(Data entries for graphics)
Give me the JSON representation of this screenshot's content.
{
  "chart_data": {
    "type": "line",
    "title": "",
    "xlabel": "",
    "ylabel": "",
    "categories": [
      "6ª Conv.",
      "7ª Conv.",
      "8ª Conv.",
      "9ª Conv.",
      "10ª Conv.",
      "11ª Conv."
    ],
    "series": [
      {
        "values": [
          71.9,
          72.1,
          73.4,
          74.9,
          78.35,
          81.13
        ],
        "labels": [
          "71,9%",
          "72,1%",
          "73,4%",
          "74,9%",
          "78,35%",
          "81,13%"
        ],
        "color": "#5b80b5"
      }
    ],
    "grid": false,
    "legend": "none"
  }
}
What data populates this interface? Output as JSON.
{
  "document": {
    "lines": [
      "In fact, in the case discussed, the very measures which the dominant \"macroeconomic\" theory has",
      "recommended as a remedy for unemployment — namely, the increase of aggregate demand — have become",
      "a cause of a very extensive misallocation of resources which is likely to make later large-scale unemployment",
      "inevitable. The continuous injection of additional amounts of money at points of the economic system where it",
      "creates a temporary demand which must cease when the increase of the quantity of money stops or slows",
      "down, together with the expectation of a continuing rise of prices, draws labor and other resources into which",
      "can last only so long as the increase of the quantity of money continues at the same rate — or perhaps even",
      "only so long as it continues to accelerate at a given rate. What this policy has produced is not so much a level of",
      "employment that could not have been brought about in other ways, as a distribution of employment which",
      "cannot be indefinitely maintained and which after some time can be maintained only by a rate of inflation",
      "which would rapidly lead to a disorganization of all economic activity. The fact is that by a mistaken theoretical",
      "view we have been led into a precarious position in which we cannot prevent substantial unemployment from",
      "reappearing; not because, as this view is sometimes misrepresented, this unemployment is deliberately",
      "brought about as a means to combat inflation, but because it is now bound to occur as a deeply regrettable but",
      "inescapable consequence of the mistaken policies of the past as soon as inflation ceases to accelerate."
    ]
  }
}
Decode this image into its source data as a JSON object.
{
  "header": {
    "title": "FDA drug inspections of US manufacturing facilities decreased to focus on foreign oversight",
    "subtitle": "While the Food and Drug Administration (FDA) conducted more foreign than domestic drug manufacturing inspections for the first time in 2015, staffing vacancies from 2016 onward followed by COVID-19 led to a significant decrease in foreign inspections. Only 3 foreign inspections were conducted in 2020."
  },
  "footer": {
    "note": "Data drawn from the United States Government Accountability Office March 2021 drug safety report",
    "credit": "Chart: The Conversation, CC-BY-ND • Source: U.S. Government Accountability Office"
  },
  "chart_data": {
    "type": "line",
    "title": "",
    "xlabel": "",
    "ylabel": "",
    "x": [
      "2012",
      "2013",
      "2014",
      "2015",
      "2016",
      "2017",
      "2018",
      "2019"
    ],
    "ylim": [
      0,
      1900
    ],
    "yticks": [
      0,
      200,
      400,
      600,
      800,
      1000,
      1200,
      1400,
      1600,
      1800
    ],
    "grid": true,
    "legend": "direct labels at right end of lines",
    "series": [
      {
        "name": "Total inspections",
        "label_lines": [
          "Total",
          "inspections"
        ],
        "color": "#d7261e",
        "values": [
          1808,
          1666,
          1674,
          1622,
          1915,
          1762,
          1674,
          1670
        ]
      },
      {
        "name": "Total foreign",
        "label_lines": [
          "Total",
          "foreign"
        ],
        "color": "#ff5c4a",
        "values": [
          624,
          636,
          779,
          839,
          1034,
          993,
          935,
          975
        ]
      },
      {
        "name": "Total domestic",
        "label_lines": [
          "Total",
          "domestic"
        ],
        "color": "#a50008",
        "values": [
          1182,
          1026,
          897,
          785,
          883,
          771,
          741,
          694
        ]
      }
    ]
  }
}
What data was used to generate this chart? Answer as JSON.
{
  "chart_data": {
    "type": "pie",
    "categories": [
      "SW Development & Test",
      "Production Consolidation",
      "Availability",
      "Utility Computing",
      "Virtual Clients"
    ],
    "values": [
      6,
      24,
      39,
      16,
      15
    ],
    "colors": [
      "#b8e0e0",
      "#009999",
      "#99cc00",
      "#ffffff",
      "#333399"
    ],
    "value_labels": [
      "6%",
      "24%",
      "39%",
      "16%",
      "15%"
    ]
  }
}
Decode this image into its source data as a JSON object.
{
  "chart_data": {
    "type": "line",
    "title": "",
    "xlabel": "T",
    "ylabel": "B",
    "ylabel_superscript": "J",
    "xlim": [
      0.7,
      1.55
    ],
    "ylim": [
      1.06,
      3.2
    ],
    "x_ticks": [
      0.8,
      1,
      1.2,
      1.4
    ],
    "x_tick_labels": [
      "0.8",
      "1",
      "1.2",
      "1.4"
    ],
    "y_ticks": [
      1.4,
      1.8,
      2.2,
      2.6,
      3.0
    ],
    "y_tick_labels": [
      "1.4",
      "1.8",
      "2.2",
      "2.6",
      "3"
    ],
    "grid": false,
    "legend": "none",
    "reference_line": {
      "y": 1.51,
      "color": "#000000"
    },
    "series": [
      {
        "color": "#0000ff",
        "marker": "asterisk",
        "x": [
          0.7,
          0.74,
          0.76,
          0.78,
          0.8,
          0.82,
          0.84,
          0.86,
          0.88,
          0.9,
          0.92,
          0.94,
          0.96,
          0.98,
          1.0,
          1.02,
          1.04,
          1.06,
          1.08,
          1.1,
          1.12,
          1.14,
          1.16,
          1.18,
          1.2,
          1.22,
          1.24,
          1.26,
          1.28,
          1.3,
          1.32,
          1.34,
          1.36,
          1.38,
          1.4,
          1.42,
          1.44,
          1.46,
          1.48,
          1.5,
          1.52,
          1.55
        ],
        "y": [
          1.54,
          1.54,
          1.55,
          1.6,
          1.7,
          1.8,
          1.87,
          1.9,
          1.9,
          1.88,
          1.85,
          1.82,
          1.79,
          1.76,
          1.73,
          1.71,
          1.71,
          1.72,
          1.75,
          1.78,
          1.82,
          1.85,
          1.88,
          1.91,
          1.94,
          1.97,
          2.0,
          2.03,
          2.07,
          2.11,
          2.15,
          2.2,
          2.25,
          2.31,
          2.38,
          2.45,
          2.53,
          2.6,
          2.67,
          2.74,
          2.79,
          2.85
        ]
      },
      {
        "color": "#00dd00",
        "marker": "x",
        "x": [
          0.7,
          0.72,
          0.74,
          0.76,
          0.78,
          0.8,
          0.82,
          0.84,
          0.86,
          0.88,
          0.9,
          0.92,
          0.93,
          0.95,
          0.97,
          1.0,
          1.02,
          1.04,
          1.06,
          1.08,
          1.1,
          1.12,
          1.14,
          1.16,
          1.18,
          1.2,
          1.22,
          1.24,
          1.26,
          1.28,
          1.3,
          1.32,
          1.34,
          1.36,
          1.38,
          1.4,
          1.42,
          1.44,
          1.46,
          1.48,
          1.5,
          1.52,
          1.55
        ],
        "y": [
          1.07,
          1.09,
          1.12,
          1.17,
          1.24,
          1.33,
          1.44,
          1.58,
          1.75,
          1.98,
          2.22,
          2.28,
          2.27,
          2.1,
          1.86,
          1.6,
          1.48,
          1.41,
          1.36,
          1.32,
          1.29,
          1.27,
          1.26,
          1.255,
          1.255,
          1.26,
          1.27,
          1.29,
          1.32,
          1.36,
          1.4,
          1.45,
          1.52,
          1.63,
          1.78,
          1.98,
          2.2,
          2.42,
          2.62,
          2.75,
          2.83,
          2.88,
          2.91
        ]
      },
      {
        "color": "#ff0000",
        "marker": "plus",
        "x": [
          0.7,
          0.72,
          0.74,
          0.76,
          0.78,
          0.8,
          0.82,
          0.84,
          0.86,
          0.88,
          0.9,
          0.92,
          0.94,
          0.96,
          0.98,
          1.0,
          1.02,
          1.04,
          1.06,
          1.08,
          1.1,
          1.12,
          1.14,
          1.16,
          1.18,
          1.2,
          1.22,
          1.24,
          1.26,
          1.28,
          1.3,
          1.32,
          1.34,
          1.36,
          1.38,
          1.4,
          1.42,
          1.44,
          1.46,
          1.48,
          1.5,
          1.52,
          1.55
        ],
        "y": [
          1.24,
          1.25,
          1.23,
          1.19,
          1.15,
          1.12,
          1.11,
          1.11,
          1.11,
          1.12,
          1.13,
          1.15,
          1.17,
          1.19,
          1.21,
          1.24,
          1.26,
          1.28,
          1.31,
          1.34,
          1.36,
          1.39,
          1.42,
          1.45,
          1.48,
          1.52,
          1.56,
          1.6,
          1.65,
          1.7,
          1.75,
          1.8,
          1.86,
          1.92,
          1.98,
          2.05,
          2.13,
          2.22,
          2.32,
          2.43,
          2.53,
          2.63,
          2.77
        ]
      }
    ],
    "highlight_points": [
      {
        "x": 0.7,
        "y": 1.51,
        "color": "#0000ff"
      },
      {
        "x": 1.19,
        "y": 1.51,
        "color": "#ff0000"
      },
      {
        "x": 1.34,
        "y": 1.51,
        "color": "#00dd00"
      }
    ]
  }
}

*What to do:* Copy every line of the listing containing the string "money".

*Full answer:*
      "inevitable. The continuous injection of additional amounts of money at points of the economic system where it",
      "creates a temporary demand which must cease when the increase of the quantity of money stops or slows",
      "can last only so long as the increase of the quantity of money continues at the same rate — or perhaps even",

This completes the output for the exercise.